Quote the whole listing word for word, please.

## start

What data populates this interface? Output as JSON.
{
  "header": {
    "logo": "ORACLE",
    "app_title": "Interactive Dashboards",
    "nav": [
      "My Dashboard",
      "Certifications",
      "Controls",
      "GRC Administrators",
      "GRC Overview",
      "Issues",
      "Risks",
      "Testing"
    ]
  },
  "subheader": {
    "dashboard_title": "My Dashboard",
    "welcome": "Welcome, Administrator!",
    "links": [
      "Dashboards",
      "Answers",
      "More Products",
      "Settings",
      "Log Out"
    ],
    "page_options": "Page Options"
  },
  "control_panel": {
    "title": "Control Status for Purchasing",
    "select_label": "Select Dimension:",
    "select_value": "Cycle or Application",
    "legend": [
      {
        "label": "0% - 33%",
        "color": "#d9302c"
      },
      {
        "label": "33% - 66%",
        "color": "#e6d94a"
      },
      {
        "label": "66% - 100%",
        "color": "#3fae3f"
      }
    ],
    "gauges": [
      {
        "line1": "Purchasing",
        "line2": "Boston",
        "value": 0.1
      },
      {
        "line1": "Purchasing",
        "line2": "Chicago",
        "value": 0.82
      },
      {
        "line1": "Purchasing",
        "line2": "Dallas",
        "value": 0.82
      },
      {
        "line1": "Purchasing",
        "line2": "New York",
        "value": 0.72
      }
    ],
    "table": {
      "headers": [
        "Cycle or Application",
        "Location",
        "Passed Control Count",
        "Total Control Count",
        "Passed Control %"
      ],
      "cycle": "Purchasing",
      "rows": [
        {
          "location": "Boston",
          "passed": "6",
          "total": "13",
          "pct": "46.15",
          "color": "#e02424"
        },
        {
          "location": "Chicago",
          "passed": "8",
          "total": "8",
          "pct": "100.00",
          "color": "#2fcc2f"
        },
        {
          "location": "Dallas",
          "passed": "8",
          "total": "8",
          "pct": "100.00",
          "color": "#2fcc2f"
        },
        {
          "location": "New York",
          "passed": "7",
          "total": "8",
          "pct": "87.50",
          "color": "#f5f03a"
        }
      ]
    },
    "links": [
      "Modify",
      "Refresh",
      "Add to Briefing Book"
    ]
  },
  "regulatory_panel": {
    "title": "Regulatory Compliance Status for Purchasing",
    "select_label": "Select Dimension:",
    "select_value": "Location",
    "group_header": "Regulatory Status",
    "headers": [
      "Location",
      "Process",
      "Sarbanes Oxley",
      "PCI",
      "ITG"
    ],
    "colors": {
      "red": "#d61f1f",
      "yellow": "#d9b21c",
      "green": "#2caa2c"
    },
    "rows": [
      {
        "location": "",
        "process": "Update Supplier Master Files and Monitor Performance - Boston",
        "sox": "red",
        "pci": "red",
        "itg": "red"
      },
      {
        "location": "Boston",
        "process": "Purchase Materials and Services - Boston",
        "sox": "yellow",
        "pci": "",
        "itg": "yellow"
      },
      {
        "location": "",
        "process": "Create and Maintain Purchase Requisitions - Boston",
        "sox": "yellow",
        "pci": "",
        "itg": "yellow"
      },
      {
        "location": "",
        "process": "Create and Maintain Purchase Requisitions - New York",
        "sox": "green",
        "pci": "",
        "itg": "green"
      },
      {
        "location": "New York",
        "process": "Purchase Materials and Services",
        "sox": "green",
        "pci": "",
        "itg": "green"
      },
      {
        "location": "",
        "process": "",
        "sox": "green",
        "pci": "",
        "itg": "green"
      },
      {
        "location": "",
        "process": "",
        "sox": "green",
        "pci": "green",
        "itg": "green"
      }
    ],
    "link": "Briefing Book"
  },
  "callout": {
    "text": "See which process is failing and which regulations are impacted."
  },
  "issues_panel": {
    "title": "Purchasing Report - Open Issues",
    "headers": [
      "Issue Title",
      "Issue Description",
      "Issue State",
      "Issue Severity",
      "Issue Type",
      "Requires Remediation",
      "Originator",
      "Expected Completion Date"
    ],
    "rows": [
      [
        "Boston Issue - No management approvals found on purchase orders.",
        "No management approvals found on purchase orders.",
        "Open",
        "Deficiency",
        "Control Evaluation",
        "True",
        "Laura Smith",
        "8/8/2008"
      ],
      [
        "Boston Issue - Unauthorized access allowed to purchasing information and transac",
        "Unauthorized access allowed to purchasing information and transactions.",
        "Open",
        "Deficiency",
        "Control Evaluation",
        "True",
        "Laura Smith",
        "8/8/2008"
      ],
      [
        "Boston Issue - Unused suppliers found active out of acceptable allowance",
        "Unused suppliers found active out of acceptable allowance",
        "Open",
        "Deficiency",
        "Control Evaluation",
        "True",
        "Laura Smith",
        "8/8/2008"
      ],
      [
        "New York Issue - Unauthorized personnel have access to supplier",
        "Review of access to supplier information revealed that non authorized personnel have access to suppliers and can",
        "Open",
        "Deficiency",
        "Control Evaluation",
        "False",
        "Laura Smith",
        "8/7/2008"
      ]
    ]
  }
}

## end

COMPLETE RESPONSE
What data populates this interface? Output as JSON.
{
  "header": {
    "logo": "ORACLE",
    "app_title": "Interactive Dashboards",
    "nav": [
      "My Dashboard",
      "Certifications",
      "Controls",
      "GRC Administrators",
      "GRC Overview",
      "Issues",
      "Risks",
      "Testing"
    ]
  },
  "subheader": {
    "dashboard_title": "My Dashboard",
    "welcome": "Welcome, Administrator!",
    "links": [
      "Dashboards",
      "Answers",
      "More Products",
      "Settings",
      "Log Out"
    ],
    "page_options": "Page Options"
  },
  "control_panel": {
    "title": "Control Status for Purchasing",
    "select_label": "Select Dimension:",
    "select_value": "Cycle or Application",
    "legend": [
      {
        "label": "0% - 33%",
        "color": "#d9302c"
      },
      {
        "label": "33% - 66%",
        "color": "#e6d94a"
      },
      {
        "label": "66% - 100%",
        "color": "#3fae3f"
      }
    ],
    "gauges": [
      {
        "line1": "Purchasing",
        "line2": "Boston",
        "value": 0.1
      },
      {
        "line1": "Purchasing",
        "line2": "Chicago",
        "value": 0.82
      },
      {
        "line1": "Purchasing",
        "line2": "Dallas",
        "value": 0.82
      },
      {
        "line1": "Purchasing",
        "line2": "New York",
        "value": 0.72
      }
    ],
    "table": {
      "headers": [
        "Cycle or Application",
        "Location",
        "Passed Control Count",
        "Total Control Count",
        "Passed Control %"
      ],
      "cycle": "Purchasing",
      "rows": [
        {
          "location": "Boston",
          "passed": "6",
          "total": "13",
          "pct": "46.15",
          "color": "#e02424"
        },
        {
          "location": "Chicago",
          "passed": "8",
          "total": "8",
          "pct": "100.00",
          "color": "#2fcc2f"
        },
        {
          "location": "Dallas",
          "passed": "8",
          "total": "8",
          "pct": "100.00",
          "color": "#2fcc2f"
        },
        {
          "location": "New York",
          "passed": "7",
          "total": "8",
          "pct": "87.50",
          "color": "#f5f03a"
        }
      ]
    },
    "links": [
      "Modify",
      "Refresh",
      "Add to Briefing Book"
    ]
  },
  "regulatory_panel": {
    "title": "Regulatory Compliance Status for Purchasing",
    "select_label": "Select Dimension:",
    "select_value": "Location",
    "group_header": "Regulatory Status",
    "headers": [
      "Location",
      "Process",
      "Sarbanes Oxley",
      "PCI",
      "ITG"
    ],
    "colors": {
      "red": "#d61f1f",
      "yellow": "#d9b21c",
      "green": "#2caa2c"
    },
    "rows": [
      {
        "location": "",
        "process": "Update Supplier Master Files and Monitor Performance - Boston",
        "sox": "red",
        "pci": "red",
        "itg": "red"
      },
      {
        "location": "Boston",
        "process": "Purchase Materials and Services - Boston",
        "sox": "yellow",
        "pci": "",
        "itg": "yellow"
      },
      {
        "location": "",
        "process": "Create and Maintain Purchase Requisitions - Boston",
        "sox": "yellow",
        "pci": "",
        "itg": "yellow"
      },
      {
        "location": "",
        "process": "Create and Maintain Purchase Requisitions - New York",
        "sox": "green",
        "pci": "",
        "itg": "green"
      },
      {
        "location": "New York",
        "process": "Purchase Materials and Services",
        "sox": "green",
        "pci": "",
        "itg": "green"
      },
      {
        "location": "",
        "process": "",
        "sox": "green",
        "pci": "",
        "itg": "green"
      },
      {
        "location": "",
        "process": "",
        "sox": "green",
        "pci": "green",
        "itg": "green"
      }
    ],
    "link": "Briefing Book"
  },
  "callout": {
    "text": "See which process is failing and which regulations are impacted."
  },
  "issues_panel": {
    "title": "Purchasing Report - Open Issues",
    "headers": [
      "Issue Title",
      "Issue Description",
      "Issue State",
      "Issue Severity",
      "Issue Type",
      "Requires Remediation",
      "Originator",
      "Expected Completion Date"
    ],
    "rows": [
      [
        "Boston Issue - No management approvals found on purchase orders.",
        "No management approvals found on purchase orders.",
        "Open",
        "Deficiency",
        "Control Evaluation",
        "True",
        "Laura Smith",
        "8/8/2008"
      ],
      [
        "Boston Issue - Unauthorized access allowed to purchasing information and transac",
        "Unauthorized access allowed to purchasing information and transactions.",
        "Open",
        "Deficiency",
        "Control Evaluation",
        "True",
        "Laura Smith",
        "8/8/2008"
      ],
      [
        "Boston Issue - Unused suppliers found active out of acceptable allowance",
        "Unused suppliers found active out of acceptable allowance",
        "Open",
        "Deficiency",
        "Control Evaluation",
        "True",
        "Laura Smith",
        "8/8/2008"
      ],
      [
        "New York Issue - Unauthorized personnel have access to supplier",
        "Review of access to supplier information revealed that non authorized personnel have access to suppliers and can",
        "Open",
        "Deficiency",
        "Control Evaluation",
        "False",
        "Laura Smith",
        "8/7/2008"
      ]
    ]
  }
}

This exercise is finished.